DO THIS:
From the listing that follows, output everything exactly except the pictures.

--- start ---

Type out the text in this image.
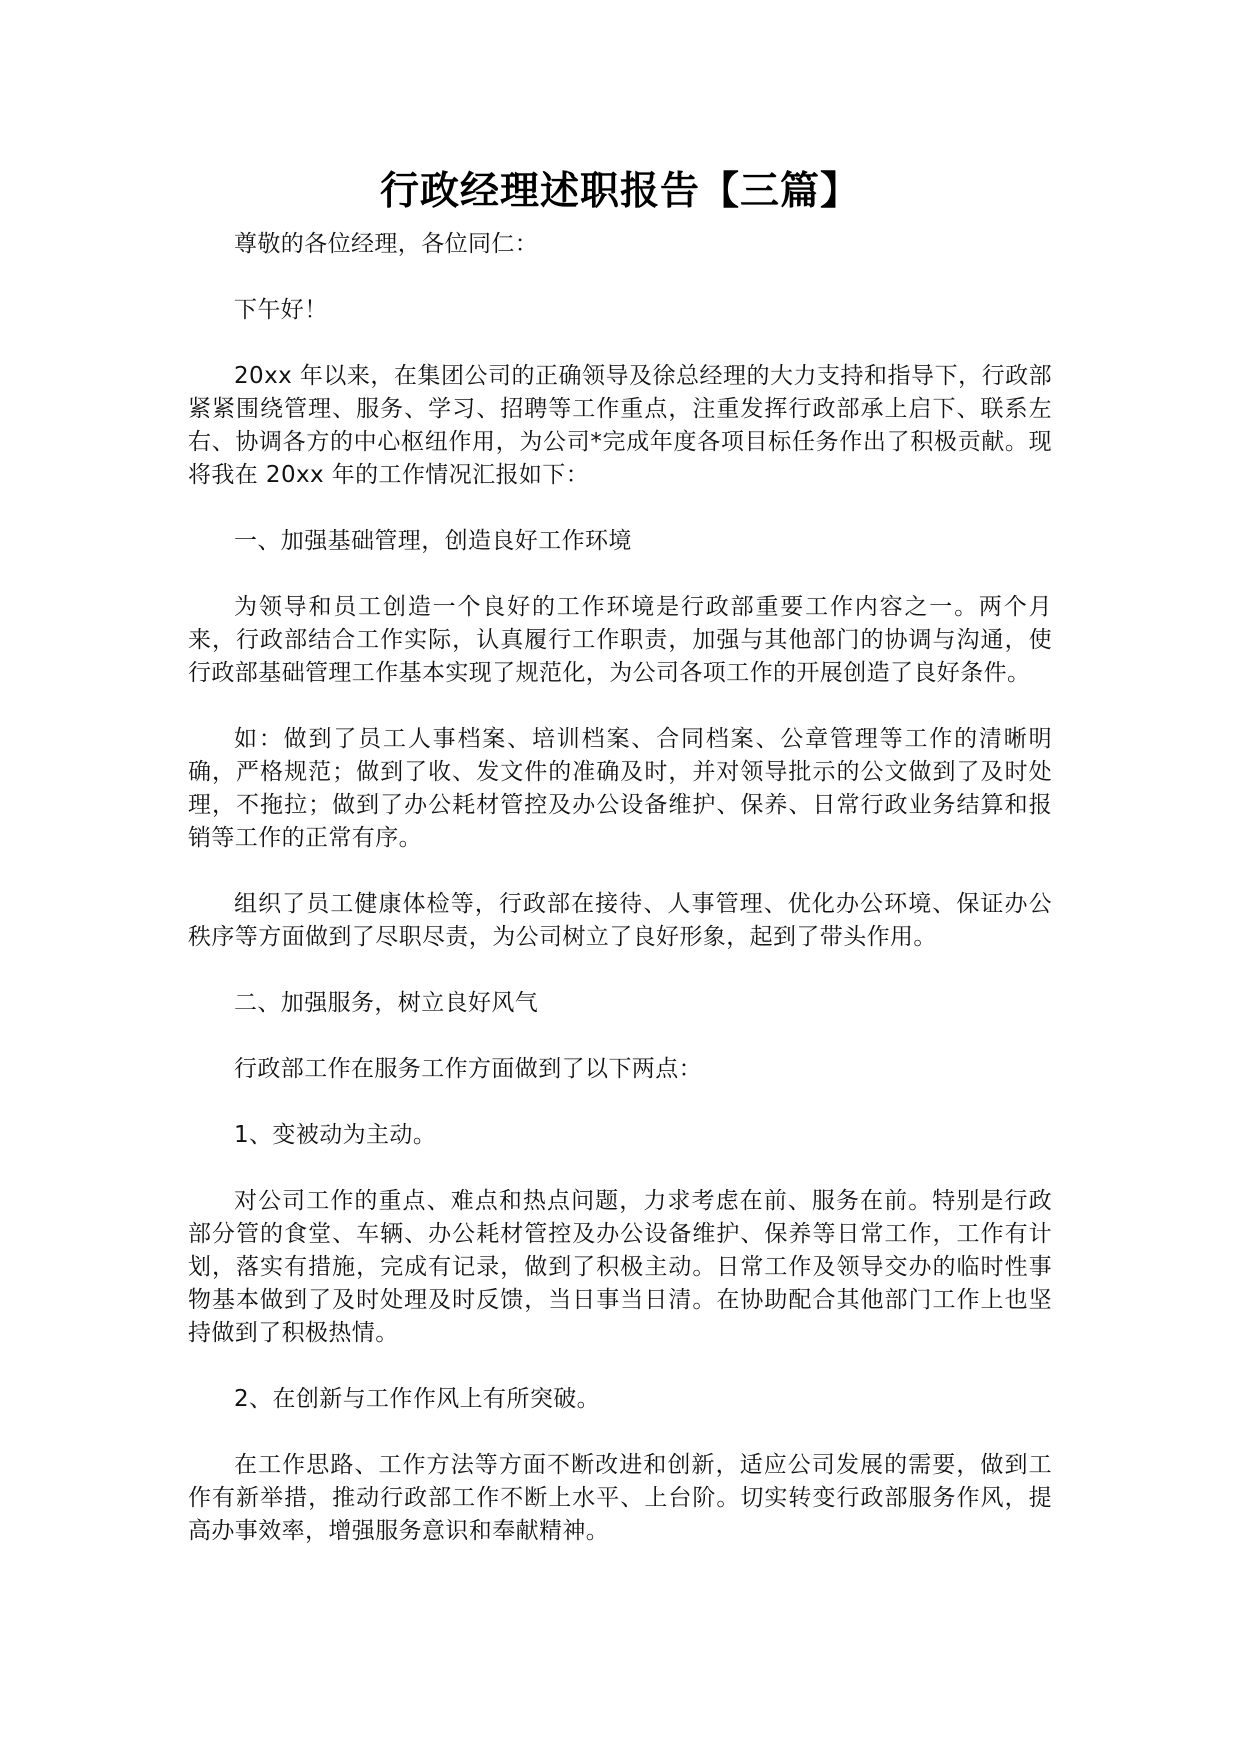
行政经理述职报告【三篇】

尊敬的各位经理，各位同仁：

下午好！

20xx 年以来，在集团公司的正确领导及徐总经理的大力支持和指导下，行政部紧紧围绕管理、服务、学习、招聘等工作重点，注重发挥行政部承上启下、联系左右、协调各方的中心枢纽作用，为公司*完成年度各项目标任务作出了积极贡献。现将我在 20xx 年的工作情况汇报如下：

一、加强基础管理，创造良好工作环境

为领导和员工创造一个良好的工作环境是行政部重要工作内容之一。两个月来，行政部结合工作实际，认真履行工作职责，加强与其他部门的协调与沟通，使行政部基础管理工作基本实现了规范化，为公司各项工作的开展创造了良好条件。

如：做到了员工人事档案、培训档案、合同档案、公章管理等工作的清晰明确，严格规范；做到了收、发文件的准确及时，并对领导批示的公文做到了及时处理，不拖拉；做到了办公耗材管控及办公设备维护、保养、日常行政业务结算和报销等工作的正常有序。

组织了员工健康体检等，行政部在接待、人事管理、优化办公环境、保证办公秩序等方面做到了尽职尽责，为公司树立了良好形象，起到了带头作用。

二、加强服务，树立良好风气

行政部工作在服务工作方面做到了以下两点：

1、变被动为主动。

对公司工作的重点、难点和热点问题，力求考虑在前、服务在前。特别是行政部分管的食堂、车辆、办公耗材管控及办公设备维护、保养等日常工作，工作有计划，落实有措施，完成有记录，做到了积极主动。日常工作及领导交办的临时性事物基本做到了及时处理及时反馈，当日事当日清。在协助配合其他部门工作上也坚持做到了积极热情。

2、在创新与工作作风上有所突破。

在工作思路、工作方法等方面不断改进和创新，适应公司发展的需要，做到工作有新举措，推动行政部工作不断上水平、上台阶。切实转变行政部服务作风，提高办事效率，增强服务意识和奉献精神。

--- end ---

FULL ANSWER:
Type out the text in this image.
行政经理述职报告【三篇】

尊敬的各位经理，各位同仁：

下午好！

20xx 年以来，在集团公司的正确领导及徐总经理的大力支持和指导下，行政部紧紧围绕管理、服务、学习、招聘等工作重点，注重发挥行政部承上启下、联系左右、协调各方的中心枢纽作用，为公司*完成年度各项目标任务作出了积极贡献。现将我在 20xx 年的工作情况汇报如下：

一、加强基础管理，创造良好工作环境

为领导和员工创造一个良好的工作环境是行政部重要工作内容之一。两个月来，行政部结合工作实际，认真履行工作职责，加强与其他部门的协调与沟通，使行政部基础管理工作基本实现了规范化，为公司各项工作的开展创造了良好条件。

如：做到了员工人事档案、培训档案、合同档案、公章管理等工作的清晰明确，严格规范；做到了收、发文件的准确及时，并对领导批示的公文做到了及时处理，不拖拉；做到了办公耗材管控及办公设备维护、保养、日常行政业务结算和报销等工作的正常有序。

组织了员工健康体检等，行政部在接待、人事管理、优化办公环境、保证办公秩序等方面做到了尽职尽责，为公司树立了良好形象，起到了带头作用。

二、加强服务，树立良好风气

行政部工作在服务工作方面做到了以下两点：

1、变被动为主动。

对公司工作的重点、难点和热点问题，力求考虑在前、服务在前。特别是行政部分管的食堂、车辆、办公耗材管控及办公设备维护、保养等日常工作，工作有计划，落实有措施，完成有记录，做到了积极主动。日常工作及领导交办的临时性事物基本做到了及时处理及时反馈，当日事当日清。在协助配合其他部门工作上也坚持做到了积极热情。

2、在创新与工作作风上有所突破。

在工作思路、工作方法等方面不断改进和创新，适应公司发展的需要，做到工作有新举措，推动行政部工作不断上水平、上台阶。切实转变行政部服务作风，提高办事效率，增强服务意识和奉献精神。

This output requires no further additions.